_WHAT THIS TASK INVOLVES_
Retrieve every line from the records in which the word "content" occurs.

_TASK INPUT_
○ ○ ○ ○ ○
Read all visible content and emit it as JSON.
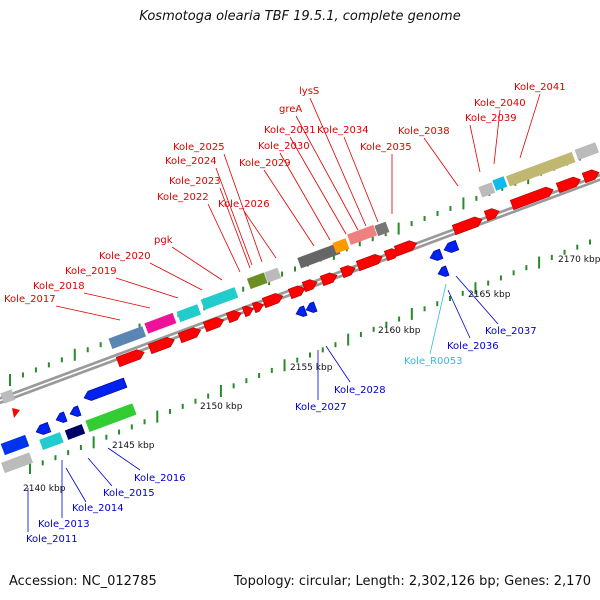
{
  "title": "Kosmotoga olearia TBF 19.5.1, complete genome",
  "accession": "Accession: NC_012785",
  "summary": "Topology: circular; Length: 2,302,126 bp; Genes: 2,170",
  "colors": {
    "forward_label": "#e00000",
    "reverse_label": "#0000cc",
    "rna_label": "#33bbdd",
    "backbone": "#9a9a9a",
    "tick_green": "#2a8a2a"
  },
  "scale_labels": [
    "2140 kbp",
    "2145 kbp",
    "2150 kbp",
    "2155 kbp",
    "2160 kbp",
    "2165 kbp",
    "2170 kbp"
  ],
  "forward_genes": [
    "Kole_2017",
    "Kole_2018",
    "Kole_2019",
    "Kole_2020",
    "pgk",
    "Kole_2022",
    "Kole_2023",
    "Kole_2024",
    "Kole_2025",
    "Kole_2026",
    "Kole_2029",
    "Kole_2030",
    "Kole_2031",
    "greA",
    "lysS",
    "Kole_2034",
    "Kole_2035",
    "Kole_2038",
    "Kole_2039",
    "Kole_2040",
    "Kole_2041"
  ],
  "reverse_genes": [
    "Kole_2011",
    "Kole_2013",
    "Kole_2014",
    "Kole_2015",
    "Kole_2016",
    "Kole_2027",
    "Kole_2028",
    "Kole_R0053",
    "Kole_2036",
    "Kole_2037"
  ]
}
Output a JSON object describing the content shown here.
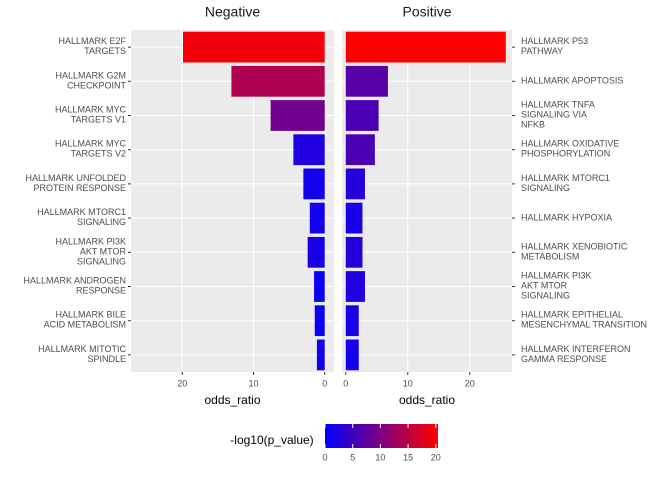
{
  "chart_data": {
    "type": "bar",
    "panels": [
      {
        "title": "Negative",
        "x_label": "odds_ratio",
        "categories": [
          "HALLMARK E2F\nTARGETS",
          "HALLMARK G2M\nCHECKPOINT",
          "HALLMARK MYC\nTARGETS V1",
          "HALLMARK MYC\nTARGETS V2",
          "HALLMARK UNFOLDED\nPROTEIN RESPONSE",
          "HALLMARK MTORC1\nSIGNALING",
          "HALLMARK PI3K\nAKT MTOR\nSIGNALING",
          "HALLMARK ANDROGEN\nRESPONSE",
          "HALLMARK BILE\nACID METABOLISM",
          "HALLMARK MITOTIC\nSPINDLE"
        ],
        "values": [
          19.9,
          13.1,
          7.6,
          4.4,
          3.0,
          2.1,
          2.4,
          1.5,
          1.4,
          1.1
        ],
        "neg_log10_p": [
          19.5,
          14.0,
          9.0,
          2.5,
          1.5,
          1.5,
          2.0,
          1.0,
          1.0,
          1.5
        ],
        "xlim": [
          27.2,
          -1.3
        ],
        "xticks": [
          20,
          10,
          0
        ],
        "label_side": "left"
      },
      {
        "title": "Positive",
        "x_label": "odds_ratio",
        "categories": [
          "HALLMARK P53\nPATHWAY",
          "HALLMARK APOPTOSIS",
          "HALLMARK TNFA\nSIGNALING VIA\nNFKB",
          "HALLMARK OXIDATIVE\nPHOSPHORYLATION",
          "HALLMARK MTORC1\nSIGNALING",
          "HALLMARK HYPOXIA",
          "HALLMARK XENOBIOTIC\nMETABOLISM",
          "HALLMARK PI3K\nAKT MTOR\nSIGNALING",
          "HALLMARK EPITHELIAL\nMESENCHYMAL TRANSITION",
          "HALLMARK INTERFERON\nGAMMA RESPONSE"
        ],
        "values": [
          25.8,
          6.8,
          5.3,
          4.7,
          3.1,
          2.7,
          2.7,
          3.1,
          2.1,
          2.1
        ],
        "neg_log10_p": [
          20.4,
          7.0,
          6.0,
          6.0,
          3.0,
          2.0,
          3.0,
          2.5,
          2.0,
          1.5
        ],
        "xlim": [
          -0.6,
          26.8
        ],
        "xticks": [
          0,
          10,
          20
        ],
        "label_side": "right"
      }
    ],
    "colorbar": {
      "title": "-log10(p_value)",
      "lim": [
        0,
        20.4
      ],
      "ticks": [
        0,
        5,
        10,
        15,
        20
      ],
      "low": "#0000ff",
      "high": "#ff0000"
    },
    "grid": true
  }
}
○ ○ ○ ○ ○
_EXPECTED OUTPUT_
Read all visible content and emit it as JSON.
Output a JSON object describing the content shown here.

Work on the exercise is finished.